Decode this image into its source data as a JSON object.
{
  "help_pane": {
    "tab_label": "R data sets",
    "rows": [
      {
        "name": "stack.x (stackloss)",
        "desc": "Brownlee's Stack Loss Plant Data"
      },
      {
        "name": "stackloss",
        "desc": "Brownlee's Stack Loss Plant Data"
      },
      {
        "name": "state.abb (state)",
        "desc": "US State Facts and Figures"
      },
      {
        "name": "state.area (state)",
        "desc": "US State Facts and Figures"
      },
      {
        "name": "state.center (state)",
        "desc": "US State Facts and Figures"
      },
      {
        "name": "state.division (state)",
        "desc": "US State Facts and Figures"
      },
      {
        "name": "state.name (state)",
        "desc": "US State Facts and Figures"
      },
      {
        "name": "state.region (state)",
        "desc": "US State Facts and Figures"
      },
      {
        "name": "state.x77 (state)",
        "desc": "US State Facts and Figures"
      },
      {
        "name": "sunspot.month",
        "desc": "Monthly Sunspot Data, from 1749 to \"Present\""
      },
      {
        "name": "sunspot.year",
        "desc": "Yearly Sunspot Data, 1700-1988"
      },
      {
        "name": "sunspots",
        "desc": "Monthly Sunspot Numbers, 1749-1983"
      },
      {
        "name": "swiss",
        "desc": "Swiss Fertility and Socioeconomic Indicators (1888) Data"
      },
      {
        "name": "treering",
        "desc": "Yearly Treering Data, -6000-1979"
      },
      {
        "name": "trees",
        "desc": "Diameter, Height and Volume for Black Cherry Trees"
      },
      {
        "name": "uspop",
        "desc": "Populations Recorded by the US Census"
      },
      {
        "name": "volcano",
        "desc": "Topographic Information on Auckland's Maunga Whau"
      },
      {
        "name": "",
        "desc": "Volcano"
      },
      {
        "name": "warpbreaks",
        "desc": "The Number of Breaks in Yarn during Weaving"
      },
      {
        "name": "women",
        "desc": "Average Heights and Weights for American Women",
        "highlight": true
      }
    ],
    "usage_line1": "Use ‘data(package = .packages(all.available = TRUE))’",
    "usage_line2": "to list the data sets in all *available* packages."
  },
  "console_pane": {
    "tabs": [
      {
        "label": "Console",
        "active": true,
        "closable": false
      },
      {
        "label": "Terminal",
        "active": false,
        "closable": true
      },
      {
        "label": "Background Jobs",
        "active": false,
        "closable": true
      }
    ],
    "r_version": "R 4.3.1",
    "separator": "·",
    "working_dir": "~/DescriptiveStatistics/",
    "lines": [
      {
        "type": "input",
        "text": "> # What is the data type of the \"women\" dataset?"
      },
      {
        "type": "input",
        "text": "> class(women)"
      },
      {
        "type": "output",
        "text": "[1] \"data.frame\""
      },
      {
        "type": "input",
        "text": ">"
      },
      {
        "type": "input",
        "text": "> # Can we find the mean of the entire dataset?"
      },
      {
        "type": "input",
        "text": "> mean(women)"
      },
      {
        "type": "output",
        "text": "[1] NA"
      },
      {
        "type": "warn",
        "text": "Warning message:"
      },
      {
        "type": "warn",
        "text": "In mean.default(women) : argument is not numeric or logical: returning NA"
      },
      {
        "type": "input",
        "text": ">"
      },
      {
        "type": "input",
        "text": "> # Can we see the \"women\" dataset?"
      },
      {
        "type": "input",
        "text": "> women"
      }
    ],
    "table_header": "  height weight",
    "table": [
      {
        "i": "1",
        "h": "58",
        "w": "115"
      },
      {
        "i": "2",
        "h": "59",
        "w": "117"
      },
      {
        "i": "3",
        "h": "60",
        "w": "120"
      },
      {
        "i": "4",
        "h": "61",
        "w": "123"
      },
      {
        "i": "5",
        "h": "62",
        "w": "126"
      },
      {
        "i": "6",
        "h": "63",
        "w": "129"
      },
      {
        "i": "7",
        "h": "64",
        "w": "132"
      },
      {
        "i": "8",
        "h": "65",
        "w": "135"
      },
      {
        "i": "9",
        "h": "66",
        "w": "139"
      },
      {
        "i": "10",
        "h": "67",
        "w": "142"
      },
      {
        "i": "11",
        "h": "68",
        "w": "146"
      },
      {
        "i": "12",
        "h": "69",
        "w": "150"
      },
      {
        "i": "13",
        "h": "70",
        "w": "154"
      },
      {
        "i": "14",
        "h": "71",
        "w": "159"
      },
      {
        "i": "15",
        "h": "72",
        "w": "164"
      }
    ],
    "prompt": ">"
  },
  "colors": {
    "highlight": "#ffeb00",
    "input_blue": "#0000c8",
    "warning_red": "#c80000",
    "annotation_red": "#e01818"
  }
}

- _Direction_: Quote the entire listing above exactly.

- _Final answer_:
Decode this image into its source data as a JSON object.
{
  "help_pane": {
    "tab_label": "R data sets",
    "rows": [
      {
        "name": "stack.x (stackloss)",
        "desc": "Brownlee's Stack Loss Plant Data"
      },
      {
        "name": "stackloss",
        "desc": "Brownlee's Stack Loss Plant Data"
      },
      {
        "name": "state.abb (state)",
        "desc": "US State Facts and Figures"
      },
      {
        "name": "state.area (state)",
        "desc": "US State Facts and Figures"
      },
      {
        "name": "state.center (state)",
        "desc": "US State Facts and Figures"
      },
      {
        "name": "state.division (state)",
        "desc": "US State Facts and Figures"
      },
      {
        "name": "state.name (state)",
        "desc": "US State Facts and Figures"
      },
      {
        "name": "state.region (state)",
        "desc": "US State Facts and Figures"
      },
      {
        "name": "state.x77 (state)",
        "desc": "US State Facts and Figures"
      },
      {
        "name": "sunspot.month",
        "desc": "Monthly Sunspot Data, from 1749 to \"Present\""
      },
      {
        "name": "sunspot.year",
        "desc": "Yearly Sunspot Data, 1700-1988"
      },
      {
        "name": "sunspots",
        "desc": "Monthly Sunspot Numbers, 1749-1983"
      },
      {
        "name": "swiss",
        "desc": "Swiss Fertility and Socioeconomic Indicators (1888) Data"
      },
      {
        "name": "treering",
        "desc": "Yearly Treering Data, -6000-1979"
      },
      {
        "name": "trees",
        "desc": "Diameter, Height and Volume for Black Cherry Trees"
      },
      {
        "name": "uspop",
        "desc": "Populations Recorded by the US Census"
      },
      {
        "name": "volcano",
        "desc": "Topographic Information on Auckland's Maunga Whau"
      },
      {
        "name": "",
        "desc": "Volcano"
      },
      {
        "name": "warpbreaks",
        "desc": "The Number of Breaks in Yarn during Weaving"
      },
      {
        "name": "women",
        "desc": "Average Heights and Weights for American Women",
        "highlight": true
      }
    ],
    "usage_line1": "Use ‘data(package = .packages(all.available = TRUE))’",
    "usage_line2": "to list the data sets in all *available* packages."
  },
  "console_pane": {
    "tabs": [
      {
        "label": "Console",
        "active": true,
        "closable": false
      },
      {
        "label": "Terminal",
        "active": false,
        "closable": true
      },
      {
        "label": "Background Jobs",
        "active": false,
        "closable": true
      }
    ],
    "r_version": "R 4.3.1",
    "separator": "·",
    "working_dir": "~/DescriptiveStatistics/",
    "lines": [
      {
        "type": "input",
        "text": "> # What is the data type of the \"women\" dataset?"
      },
      {
        "type": "input",
        "text": "> class(women)"
      },
      {
        "type": "output",
        "text": "[1] \"data.frame\""
      },
      {
        "type": "input",
        "text": ">"
      },
      {
        "type": "input",
        "text": "> # Can we find the mean of the entire dataset?"
      },
      {
        "type": "input",
        "text": "> mean(women)"
      },
      {
        "type": "output",
        "text": "[1] NA"
      },
      {
        "type": "warn",
        "text": "Warning message:"
      },
      {
        "type": "warn",
        "text": "In mean.default(women) : argument is not numeric or logical: returning NA"
      },
      {
        "type": "input",
        "text": ">"
      },
      {
        "type": "input",
        "text": "> # Can we see the \"women\" dataset?"
      },
      {
        "type": "input",
        "text": "> women"
      }
    ],
    "table_header": "  height weight",
    "table": [
      {
        "i": "1",
        "h": "58",
        "w": "115"
      },
      {
        "i": "2",
        "h": "59",
        "w": "117"
      },
      {
        "i": "3",
        "h": "60",
        "w": "120"
      },
      {
        "i": "4",
        "h": "61",
        "w": "123"
      },
      {
        "i": "5",
        "h": "62",
        "w": "126"
      },
      {
        "i": "6",
        "h": "63",
        "w": "129"
      },
      {
        "i": "7",
        "h": "64",
        "w": "132"
      },
      {
        "i": "8",
        "h": "65",
        "w": "135"
      },
      {
        "i": "9",
        "h": "66",
        "w": "139"
      },
      {
        "i": "10",
        "h": "67",
        "w": "142"
      },
      {
        "i": "11",
        "h": "68",
        "w": "146"
      },
      {
        "i": "12",
        "h": "69",
        "w": "150"
      },
      {
        "i": "13",
        "h": "70",
        "w": "154"
      },
      {
        "i": "14",
        "h": "71",
        "w": "159"
      },
      {
        "i": "15",
        "h": "72",
        "w": "164"
      }
    ],
    "prompt": ">"
  },
  "colors": {
    "highlight": "#ffeb00",
    "input_blue": "#0000c8",
    "warning_red": "#c80000",
    "annotation_red": "#e01818"
  }
}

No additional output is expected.